GOAL —
Your task is to output the entries below word for word.
[EXERCISE DATA start]
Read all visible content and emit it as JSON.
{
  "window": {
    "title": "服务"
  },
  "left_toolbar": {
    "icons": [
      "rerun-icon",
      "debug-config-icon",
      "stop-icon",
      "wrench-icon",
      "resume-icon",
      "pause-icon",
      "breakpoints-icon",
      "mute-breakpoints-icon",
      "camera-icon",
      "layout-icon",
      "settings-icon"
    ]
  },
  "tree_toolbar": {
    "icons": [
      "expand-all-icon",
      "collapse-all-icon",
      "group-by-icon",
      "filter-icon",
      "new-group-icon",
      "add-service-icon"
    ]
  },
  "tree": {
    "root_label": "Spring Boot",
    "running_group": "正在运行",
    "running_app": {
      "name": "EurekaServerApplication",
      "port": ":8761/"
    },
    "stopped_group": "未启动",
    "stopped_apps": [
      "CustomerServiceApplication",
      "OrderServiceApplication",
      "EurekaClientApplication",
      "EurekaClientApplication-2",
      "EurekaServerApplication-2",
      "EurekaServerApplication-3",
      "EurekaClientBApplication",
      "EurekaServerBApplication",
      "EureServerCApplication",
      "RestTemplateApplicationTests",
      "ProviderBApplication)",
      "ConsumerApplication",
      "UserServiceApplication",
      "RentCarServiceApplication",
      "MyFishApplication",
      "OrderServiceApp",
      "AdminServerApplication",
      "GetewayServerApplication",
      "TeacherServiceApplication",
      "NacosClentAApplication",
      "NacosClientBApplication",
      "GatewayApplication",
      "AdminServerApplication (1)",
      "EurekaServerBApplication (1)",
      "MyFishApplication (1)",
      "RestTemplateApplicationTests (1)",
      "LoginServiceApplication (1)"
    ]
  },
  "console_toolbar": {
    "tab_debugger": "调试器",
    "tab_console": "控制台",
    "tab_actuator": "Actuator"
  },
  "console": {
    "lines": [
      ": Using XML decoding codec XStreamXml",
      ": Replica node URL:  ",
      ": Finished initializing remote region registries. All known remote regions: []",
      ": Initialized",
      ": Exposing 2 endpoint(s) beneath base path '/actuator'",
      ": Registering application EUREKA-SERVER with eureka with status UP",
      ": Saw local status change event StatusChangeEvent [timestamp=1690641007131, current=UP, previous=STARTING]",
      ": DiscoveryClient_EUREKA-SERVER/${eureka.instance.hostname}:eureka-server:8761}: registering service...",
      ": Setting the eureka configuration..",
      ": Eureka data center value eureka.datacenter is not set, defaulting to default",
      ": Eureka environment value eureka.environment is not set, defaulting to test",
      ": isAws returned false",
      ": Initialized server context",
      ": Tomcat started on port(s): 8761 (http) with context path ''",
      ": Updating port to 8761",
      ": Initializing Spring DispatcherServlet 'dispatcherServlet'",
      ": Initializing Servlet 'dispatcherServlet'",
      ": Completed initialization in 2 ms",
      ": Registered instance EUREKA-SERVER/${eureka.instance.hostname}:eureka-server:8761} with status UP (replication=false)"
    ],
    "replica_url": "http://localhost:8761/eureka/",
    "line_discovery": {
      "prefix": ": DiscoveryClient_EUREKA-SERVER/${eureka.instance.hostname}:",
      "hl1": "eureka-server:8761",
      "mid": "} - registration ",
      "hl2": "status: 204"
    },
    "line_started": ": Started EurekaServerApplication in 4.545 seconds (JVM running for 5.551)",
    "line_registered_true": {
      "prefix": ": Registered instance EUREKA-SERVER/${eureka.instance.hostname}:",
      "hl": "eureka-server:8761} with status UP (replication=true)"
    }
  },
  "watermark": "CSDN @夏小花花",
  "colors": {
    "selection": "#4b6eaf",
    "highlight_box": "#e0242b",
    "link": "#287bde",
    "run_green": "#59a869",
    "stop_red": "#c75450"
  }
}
[EXERCISE DATA end]
TASK RESULT —
Read all visible content and emit it as JSON.
{
  "window": {
    "title": "服务"
  },
  "left_toolbar": {
    "icons": [
      "rerun-icon",
      "debug-config-icon",
      "stop-icon",
      "wrench-icon",
      "resume-icon",
      "pause-icon",
      "breakpoints-icon",
      "mute-breakpoints-icon",
      "camera-icon",
      "layout-icon",
      "settings-icon"
    ]
  },
  "tree_toolbar": {
    "icons": [
      "expand-all-icon",
      "collapse-all-icon",
      "group-by-icon",
      "filter-icon",
      "new-group-icon",
      "add-service-icon"
    ]
  },
  "tree": {
    "root_label": "Spring Boot",
    "running_group": "正在运行",
    "running_app": {
      "name": "EurekaServerApplication",
      "port": ":8761/"
    },
    "stopped_group": "未启动",
    "stopped_apps": [
      "CustomerServiceApplication",
      "OrderServiceApplication",
      "EurekaClientApplication",
      "EurekaClientApplication-2",
      "EurekaServerApplication-2",
      "EurekaServerApplication-3",
      "EurekaClientBApplication",
      "EurekaServerBApplication",
      "EureServerCApplication",
      "RestTemplateApplicationTests",
      "ProviderBApplication)",
      "ConsumerApplication",
      "UserServiceApplication",
      "RentCarServiceApplication",
      "MyFishApplication",
      "OrderServiceApp",
      "AdminServerApplication",
      "GetewayServerApplication",
      "TeacherServiceApplication",
      "NacosClentAApplication",
      "NacosClientBApplication",
      "GatewayApplication",
      "AdminServerApplication (1)",
      "EurekaServerBApplication (1)",
      "MyFishApplication (1)",
      "RestTemplateApplicationTests (1)",
      "LoginServiceApplication (1)"
    ]
  },
  "console_toolbar": {
    "tab_debugger": "调试器",
    "tab_console": "控制台",
    "tab_actuator": "Actuator"
  },
  "console": {
    "lines": [
      ": Using XML decoding codec XStreamXml",
      ": Replica node URL:  ",
      ": Finished initializing remote region registries. All known remote regions: []",
      ": Initialized",
      ": Exposing 2 endpoint(s) beneath base path '/actuator'",
      ": Registering application EUREKA-SERVER with eureka with status UP",
      ": Saw local status change event StatusChangeEvent [timestamp=1690641007131, current=UP, previous=STARTING]",
      ": DiscoveryClient_EUREKA-SERVER/${eureka.instance.hostname}:eureka-server:8761}: registering service...",
      ": Setting the eureka configuration..",
      ": Eureka data center value eureka.datacenter is not set, defaulting to default",
      ": Eureka environment value eureka.environment is not set, defaulting to test",
      ": isAws returned false",
      ": Initialized server context",
      ": Tomcat started on port(s): 8761 (http) with context path ''",
      ": Updating port to 8761",
      ": Initializing Spring DispatcherServlet 'dispatcherServlet'",
      ": Initializing Servlet 'dispatcherServlet'",
      ": Completed initialization in 2 ms",
      ": Registered instance EUREKA-SERVER/${eureka.instance.hostname}:eureka-server:8761} with status UP (replication=false)"
    ],
    "replica_url": "http://localhost:8761/eureka/",
    "line_discovery": {
      "prefix": ": DiscoveryClient_EUREKA-SERVER/${eureka.instance.hostname}:",
      "hl1": "eureka-server:8761",
      "mid": "} - registration ",
      "hl2": "status: 204"
    },
    "line_started": ": Started EurekaServerApplication in 4.545 seconds (JVM running for 5.551)",
    "line_registered_true": {
      "prefix": ": Registered instance EUREKA-SERVER/${eureka.instance.hostname}:",
      "hl": "eureka-server:8761} with status UP (replication=true)"
    }
  },
  "watermark": "CSDN @夏小花花",
  "colors": {
    "selection": "#4b6eaf",
    "highlight_box": "#e0242b",
    "link": "#287bde",
    "run_green": "#59a869",
    "stop_red": "#c75450"
  }
}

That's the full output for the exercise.